> _SET EXERCISE_:
In the following material, identify every line holding the string "What" and return it.

Data entries:
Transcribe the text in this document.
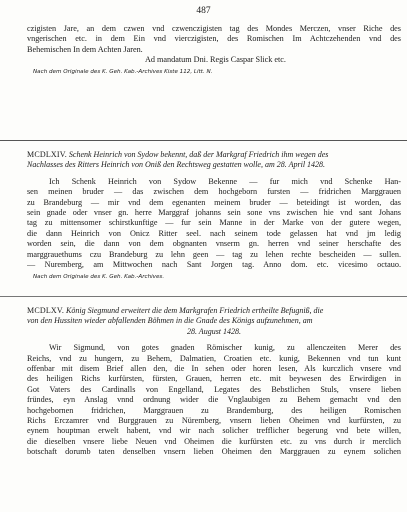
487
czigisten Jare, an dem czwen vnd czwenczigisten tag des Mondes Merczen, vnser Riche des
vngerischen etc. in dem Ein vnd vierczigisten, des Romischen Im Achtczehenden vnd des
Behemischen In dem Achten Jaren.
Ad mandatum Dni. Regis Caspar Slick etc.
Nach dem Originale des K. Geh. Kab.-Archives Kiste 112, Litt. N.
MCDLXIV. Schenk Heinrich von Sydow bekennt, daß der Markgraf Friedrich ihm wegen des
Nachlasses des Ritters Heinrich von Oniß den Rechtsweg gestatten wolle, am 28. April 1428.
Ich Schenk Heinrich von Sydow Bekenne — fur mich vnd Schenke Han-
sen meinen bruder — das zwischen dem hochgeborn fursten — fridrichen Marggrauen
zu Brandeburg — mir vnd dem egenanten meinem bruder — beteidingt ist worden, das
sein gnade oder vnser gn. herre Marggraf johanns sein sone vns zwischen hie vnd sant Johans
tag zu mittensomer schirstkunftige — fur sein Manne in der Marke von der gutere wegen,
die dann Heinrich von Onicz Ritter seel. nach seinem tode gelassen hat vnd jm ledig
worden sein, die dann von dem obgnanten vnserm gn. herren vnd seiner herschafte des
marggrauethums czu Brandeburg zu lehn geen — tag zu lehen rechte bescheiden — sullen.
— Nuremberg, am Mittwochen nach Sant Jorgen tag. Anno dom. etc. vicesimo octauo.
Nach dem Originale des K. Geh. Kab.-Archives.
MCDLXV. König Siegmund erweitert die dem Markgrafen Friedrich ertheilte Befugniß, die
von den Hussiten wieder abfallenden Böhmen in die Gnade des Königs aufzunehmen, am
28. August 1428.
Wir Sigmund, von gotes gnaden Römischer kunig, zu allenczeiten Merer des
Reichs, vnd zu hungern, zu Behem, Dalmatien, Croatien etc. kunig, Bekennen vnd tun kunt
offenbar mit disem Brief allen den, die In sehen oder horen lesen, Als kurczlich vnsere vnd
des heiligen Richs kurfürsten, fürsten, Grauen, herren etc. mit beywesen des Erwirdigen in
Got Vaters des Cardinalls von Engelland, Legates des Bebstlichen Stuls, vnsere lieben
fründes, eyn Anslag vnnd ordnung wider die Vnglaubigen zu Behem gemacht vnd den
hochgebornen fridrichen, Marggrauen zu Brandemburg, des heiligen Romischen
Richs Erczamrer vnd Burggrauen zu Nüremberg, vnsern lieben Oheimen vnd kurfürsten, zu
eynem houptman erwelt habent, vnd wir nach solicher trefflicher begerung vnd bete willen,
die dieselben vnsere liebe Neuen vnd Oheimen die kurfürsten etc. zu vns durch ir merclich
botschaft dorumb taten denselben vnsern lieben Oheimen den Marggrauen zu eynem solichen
* * *
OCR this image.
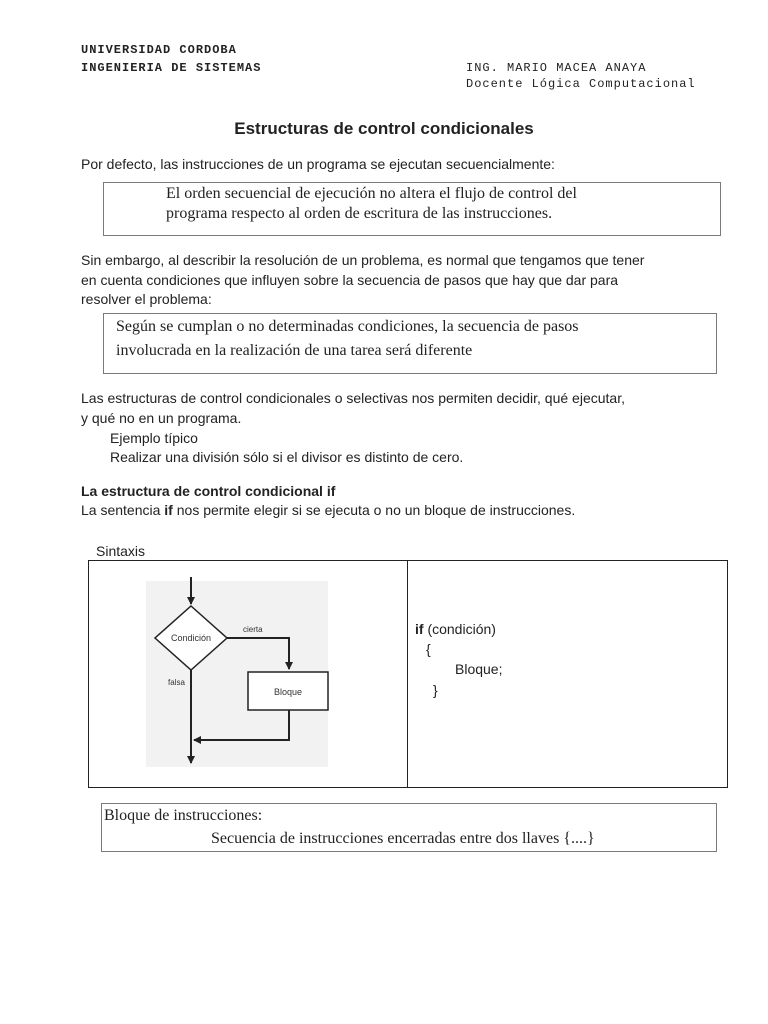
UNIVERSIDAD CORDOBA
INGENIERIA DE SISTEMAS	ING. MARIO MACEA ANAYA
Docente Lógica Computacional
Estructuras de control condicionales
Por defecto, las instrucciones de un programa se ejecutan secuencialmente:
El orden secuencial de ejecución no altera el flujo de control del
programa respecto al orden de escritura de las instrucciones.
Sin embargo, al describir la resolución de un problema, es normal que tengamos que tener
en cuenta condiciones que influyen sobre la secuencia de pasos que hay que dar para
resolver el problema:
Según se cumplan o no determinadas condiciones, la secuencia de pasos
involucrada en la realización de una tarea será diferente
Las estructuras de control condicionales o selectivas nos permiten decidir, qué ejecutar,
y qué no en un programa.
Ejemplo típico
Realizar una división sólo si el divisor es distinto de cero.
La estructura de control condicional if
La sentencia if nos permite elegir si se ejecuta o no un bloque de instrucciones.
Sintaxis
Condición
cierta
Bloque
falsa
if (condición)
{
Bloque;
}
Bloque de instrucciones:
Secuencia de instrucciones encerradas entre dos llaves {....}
==
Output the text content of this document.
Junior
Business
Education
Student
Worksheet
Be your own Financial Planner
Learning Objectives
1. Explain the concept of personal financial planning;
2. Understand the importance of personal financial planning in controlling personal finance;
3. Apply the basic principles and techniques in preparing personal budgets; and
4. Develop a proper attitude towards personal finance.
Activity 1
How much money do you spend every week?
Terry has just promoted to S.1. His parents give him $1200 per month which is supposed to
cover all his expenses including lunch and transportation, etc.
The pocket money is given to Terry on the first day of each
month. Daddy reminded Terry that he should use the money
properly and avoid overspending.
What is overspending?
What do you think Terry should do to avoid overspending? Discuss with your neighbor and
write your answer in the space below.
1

> _CORRECT ANSWER_:
What is overspending?
What do you think Terry should do to avoid overspending? Discuss with your neighbor and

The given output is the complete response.